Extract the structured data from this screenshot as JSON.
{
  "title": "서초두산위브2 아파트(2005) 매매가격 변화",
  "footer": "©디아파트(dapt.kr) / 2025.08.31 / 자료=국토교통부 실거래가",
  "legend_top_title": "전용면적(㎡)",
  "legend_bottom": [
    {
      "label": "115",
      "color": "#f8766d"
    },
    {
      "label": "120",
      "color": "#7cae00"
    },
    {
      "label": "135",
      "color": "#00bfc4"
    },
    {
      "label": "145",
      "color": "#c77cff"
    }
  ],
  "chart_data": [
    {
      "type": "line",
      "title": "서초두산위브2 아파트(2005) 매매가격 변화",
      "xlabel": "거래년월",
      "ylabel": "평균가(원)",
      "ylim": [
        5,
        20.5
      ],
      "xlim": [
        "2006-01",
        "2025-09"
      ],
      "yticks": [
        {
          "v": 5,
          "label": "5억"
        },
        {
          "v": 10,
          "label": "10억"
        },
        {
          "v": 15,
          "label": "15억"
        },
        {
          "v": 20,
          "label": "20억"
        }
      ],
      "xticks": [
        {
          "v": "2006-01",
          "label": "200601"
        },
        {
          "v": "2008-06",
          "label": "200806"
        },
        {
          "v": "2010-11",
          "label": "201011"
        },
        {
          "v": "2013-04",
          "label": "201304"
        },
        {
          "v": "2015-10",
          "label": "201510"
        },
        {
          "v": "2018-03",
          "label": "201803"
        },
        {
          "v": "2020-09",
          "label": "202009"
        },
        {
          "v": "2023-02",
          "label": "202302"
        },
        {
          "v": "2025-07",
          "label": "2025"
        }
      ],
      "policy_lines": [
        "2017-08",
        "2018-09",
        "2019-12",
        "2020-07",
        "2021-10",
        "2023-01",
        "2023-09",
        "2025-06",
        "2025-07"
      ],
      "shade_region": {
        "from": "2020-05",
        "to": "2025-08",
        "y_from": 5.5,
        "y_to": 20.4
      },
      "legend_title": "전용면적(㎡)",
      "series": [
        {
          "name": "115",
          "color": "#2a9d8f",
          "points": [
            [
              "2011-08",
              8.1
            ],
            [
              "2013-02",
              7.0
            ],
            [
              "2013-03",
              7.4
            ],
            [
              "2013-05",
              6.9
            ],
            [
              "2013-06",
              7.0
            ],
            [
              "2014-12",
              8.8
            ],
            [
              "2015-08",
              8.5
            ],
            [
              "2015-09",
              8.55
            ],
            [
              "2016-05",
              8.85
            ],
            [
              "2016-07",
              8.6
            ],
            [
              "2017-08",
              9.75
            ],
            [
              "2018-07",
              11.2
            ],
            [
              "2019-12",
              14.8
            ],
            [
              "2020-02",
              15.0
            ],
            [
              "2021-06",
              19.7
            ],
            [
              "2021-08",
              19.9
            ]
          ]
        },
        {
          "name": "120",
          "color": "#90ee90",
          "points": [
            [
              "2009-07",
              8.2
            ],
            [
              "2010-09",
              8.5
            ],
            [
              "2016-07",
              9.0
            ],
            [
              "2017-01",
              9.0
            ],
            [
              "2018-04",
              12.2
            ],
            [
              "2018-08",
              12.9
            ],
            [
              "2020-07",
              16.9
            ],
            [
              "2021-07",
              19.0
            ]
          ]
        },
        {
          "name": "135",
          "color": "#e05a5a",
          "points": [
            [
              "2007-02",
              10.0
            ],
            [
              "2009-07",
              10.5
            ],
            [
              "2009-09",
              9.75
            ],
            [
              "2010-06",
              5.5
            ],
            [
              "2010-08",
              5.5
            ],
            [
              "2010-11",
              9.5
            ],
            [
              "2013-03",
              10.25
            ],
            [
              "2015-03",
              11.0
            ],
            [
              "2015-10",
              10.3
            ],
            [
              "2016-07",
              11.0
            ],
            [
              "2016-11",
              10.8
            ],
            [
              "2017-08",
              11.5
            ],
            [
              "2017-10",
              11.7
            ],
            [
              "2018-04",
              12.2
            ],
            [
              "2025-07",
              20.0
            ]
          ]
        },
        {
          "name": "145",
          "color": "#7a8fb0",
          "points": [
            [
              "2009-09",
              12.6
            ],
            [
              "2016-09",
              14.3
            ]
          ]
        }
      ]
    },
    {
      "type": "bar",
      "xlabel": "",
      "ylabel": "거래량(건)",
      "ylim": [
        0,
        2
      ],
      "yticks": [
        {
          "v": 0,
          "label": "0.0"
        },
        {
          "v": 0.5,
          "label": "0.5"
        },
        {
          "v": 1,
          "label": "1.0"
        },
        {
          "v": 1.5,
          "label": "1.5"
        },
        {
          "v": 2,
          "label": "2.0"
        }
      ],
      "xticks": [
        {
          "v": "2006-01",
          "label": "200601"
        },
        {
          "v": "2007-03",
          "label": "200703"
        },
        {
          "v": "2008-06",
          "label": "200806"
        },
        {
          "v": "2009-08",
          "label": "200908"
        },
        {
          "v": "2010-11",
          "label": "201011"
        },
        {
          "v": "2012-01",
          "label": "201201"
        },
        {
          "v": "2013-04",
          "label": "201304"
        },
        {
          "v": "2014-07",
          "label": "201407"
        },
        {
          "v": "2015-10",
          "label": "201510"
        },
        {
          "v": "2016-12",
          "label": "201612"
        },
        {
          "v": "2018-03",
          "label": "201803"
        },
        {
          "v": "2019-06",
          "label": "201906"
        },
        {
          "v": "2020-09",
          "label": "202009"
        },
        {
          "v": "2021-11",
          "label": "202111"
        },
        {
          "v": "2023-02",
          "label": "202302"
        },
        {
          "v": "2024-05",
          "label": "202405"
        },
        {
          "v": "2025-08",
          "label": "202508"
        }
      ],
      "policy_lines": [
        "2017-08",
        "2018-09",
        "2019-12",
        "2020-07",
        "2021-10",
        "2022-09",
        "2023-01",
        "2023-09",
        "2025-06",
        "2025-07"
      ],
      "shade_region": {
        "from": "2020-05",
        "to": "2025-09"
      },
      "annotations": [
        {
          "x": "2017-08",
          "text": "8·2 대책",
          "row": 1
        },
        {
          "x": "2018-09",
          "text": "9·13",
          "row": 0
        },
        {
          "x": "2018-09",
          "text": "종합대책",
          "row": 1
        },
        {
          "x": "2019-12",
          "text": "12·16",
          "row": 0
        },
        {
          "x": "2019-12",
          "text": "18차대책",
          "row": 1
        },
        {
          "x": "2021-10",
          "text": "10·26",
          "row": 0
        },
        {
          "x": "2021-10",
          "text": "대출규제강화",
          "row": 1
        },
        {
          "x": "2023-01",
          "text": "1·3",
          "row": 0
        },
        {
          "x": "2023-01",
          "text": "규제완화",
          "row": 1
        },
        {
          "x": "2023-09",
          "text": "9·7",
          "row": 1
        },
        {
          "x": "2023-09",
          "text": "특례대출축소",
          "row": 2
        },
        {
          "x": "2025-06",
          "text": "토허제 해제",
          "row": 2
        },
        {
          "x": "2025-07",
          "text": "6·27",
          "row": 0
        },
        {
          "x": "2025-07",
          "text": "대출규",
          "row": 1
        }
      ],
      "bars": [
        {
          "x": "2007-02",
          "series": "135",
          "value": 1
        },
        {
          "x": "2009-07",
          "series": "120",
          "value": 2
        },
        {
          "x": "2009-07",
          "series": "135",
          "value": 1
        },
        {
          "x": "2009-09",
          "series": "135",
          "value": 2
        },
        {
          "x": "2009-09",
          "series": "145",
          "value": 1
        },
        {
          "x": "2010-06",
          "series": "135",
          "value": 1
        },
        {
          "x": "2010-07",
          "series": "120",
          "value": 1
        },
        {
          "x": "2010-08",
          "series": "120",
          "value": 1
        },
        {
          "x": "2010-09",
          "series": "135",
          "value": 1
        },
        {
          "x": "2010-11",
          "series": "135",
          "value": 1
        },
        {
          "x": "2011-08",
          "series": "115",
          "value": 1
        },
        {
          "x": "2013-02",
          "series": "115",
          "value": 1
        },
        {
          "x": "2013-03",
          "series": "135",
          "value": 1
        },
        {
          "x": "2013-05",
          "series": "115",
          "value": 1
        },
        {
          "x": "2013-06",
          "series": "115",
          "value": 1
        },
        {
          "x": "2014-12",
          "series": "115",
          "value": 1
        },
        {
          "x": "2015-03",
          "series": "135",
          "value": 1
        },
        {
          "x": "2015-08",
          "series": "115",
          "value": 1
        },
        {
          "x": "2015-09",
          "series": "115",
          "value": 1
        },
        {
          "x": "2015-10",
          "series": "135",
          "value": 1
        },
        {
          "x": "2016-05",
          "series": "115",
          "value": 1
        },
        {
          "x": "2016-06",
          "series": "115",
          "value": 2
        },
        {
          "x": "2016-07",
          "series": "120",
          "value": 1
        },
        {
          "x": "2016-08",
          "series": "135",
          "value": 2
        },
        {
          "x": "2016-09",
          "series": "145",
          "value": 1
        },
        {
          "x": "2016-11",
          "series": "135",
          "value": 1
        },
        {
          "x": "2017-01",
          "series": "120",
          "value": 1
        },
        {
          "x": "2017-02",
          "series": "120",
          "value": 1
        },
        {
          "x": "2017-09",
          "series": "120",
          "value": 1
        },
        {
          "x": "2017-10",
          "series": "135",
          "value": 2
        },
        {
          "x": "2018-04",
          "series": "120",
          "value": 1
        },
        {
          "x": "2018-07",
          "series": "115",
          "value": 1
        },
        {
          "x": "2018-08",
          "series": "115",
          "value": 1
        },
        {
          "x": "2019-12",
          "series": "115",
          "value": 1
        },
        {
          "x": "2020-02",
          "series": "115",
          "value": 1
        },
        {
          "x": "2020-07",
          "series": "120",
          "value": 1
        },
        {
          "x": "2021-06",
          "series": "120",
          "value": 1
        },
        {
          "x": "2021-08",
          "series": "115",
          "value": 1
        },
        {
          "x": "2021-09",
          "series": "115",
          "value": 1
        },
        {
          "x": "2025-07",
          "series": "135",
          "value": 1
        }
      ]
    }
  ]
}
+-------+
== Aim ==
Determine how many lines in the records contain "전용면적", and reply with the number only.

== Problem solution ==
2